§ **PROVIDED RECORDS**
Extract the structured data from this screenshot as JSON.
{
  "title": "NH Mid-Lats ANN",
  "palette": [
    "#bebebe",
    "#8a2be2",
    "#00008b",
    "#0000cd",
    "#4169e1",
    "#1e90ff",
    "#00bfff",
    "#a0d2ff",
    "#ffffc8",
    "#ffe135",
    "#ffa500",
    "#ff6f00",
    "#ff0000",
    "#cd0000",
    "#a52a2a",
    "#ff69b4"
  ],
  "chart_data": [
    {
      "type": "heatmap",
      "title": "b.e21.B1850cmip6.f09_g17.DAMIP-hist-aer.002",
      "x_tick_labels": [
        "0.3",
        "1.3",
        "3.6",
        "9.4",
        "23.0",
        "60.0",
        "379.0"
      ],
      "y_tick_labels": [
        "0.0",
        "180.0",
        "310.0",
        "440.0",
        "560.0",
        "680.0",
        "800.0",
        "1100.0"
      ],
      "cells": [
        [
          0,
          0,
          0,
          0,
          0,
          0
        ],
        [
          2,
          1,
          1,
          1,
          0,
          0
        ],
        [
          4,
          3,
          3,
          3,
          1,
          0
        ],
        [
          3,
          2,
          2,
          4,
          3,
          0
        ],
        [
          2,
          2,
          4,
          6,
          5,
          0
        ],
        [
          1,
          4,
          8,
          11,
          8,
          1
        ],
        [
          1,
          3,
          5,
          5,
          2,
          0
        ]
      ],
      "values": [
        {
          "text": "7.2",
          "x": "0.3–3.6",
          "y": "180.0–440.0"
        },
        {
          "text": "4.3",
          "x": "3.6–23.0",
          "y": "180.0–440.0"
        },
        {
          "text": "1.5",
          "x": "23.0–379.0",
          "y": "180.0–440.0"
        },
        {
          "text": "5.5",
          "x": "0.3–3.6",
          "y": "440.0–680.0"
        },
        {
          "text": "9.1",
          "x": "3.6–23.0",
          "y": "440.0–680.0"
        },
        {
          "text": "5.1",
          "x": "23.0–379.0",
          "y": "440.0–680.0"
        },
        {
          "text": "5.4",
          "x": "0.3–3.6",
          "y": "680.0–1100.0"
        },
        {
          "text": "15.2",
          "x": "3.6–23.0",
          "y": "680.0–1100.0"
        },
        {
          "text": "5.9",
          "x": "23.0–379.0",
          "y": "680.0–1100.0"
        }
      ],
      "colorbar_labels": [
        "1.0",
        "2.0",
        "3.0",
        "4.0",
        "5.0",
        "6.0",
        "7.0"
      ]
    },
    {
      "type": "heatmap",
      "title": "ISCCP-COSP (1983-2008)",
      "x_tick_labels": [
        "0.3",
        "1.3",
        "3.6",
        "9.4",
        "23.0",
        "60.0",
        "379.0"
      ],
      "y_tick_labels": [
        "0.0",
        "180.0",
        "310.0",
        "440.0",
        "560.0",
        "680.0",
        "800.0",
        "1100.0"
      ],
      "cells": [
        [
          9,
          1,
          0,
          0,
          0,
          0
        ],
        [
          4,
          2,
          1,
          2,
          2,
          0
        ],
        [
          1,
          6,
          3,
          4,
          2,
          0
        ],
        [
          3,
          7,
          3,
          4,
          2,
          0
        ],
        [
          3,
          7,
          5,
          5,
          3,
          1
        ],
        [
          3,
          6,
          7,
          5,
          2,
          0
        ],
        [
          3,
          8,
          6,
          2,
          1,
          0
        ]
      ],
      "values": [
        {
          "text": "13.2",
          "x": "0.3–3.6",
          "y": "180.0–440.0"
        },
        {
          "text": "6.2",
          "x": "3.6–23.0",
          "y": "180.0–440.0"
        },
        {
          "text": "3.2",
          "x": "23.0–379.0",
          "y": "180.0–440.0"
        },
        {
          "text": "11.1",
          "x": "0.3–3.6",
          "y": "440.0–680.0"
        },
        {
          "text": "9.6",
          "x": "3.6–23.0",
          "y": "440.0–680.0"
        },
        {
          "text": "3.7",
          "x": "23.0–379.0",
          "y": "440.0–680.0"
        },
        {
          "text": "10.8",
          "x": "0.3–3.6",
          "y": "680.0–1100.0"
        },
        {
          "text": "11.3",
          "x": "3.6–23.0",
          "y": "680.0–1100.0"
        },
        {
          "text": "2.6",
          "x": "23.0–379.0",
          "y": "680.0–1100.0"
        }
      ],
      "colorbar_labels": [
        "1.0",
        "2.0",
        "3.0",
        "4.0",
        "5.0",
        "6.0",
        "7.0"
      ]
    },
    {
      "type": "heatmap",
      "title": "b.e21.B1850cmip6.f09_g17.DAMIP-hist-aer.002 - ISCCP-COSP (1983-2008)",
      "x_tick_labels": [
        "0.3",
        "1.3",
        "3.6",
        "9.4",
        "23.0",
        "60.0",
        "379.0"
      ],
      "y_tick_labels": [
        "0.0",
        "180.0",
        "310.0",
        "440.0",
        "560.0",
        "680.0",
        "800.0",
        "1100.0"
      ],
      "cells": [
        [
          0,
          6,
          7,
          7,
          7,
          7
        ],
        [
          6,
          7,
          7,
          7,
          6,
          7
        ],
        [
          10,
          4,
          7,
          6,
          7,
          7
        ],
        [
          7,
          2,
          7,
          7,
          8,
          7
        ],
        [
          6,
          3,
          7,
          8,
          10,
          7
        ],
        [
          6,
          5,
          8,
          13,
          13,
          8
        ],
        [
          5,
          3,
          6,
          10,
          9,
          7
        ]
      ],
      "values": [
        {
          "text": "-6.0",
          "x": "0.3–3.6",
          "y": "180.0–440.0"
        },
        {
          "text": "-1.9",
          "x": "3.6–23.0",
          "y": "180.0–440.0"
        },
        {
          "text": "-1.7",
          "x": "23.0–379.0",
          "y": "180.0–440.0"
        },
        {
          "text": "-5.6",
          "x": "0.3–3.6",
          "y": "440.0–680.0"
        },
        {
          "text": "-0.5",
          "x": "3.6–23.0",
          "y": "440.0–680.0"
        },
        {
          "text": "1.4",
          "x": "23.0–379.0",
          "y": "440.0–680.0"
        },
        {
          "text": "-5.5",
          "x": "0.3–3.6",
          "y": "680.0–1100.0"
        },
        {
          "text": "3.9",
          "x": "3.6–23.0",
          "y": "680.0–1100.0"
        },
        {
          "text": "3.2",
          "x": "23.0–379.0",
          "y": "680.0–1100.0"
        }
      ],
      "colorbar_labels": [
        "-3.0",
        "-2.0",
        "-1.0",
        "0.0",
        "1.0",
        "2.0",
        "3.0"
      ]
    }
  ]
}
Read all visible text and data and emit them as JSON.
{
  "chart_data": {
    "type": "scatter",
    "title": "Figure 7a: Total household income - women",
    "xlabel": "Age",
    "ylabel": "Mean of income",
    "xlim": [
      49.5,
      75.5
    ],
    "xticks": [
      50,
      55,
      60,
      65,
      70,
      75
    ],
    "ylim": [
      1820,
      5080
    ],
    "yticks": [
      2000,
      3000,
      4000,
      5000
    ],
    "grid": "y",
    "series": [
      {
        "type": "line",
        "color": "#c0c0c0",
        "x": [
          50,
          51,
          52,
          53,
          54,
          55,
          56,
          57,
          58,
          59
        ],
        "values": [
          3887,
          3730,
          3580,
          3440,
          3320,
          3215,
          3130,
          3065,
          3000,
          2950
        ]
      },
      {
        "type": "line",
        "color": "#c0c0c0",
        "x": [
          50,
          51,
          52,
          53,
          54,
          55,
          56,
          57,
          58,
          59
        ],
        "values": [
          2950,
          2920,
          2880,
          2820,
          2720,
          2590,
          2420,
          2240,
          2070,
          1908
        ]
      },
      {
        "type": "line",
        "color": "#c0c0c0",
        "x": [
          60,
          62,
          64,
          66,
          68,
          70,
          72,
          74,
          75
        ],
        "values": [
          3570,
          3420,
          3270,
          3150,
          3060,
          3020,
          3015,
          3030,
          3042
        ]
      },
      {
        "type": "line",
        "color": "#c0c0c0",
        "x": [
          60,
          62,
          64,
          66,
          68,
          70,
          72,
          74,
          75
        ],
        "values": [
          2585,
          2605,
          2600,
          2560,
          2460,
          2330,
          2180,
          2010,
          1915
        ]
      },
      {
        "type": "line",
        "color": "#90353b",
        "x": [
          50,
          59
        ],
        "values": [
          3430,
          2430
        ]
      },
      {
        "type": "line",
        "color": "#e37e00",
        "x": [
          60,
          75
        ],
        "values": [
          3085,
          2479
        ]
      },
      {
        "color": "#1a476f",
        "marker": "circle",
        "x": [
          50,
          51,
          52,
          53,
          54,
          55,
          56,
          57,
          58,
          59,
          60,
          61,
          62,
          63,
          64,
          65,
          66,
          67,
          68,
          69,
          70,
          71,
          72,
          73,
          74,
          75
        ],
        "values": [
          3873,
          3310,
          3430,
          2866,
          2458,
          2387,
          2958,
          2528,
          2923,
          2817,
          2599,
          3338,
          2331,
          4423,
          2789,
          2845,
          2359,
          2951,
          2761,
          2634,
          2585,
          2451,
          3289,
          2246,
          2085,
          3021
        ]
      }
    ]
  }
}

§ **WHAT TO PRODUCE**
Say how many lines in the records hold "income", with the number as the whole reply.

§ **SOLUTION TO THE EXERCISE**
2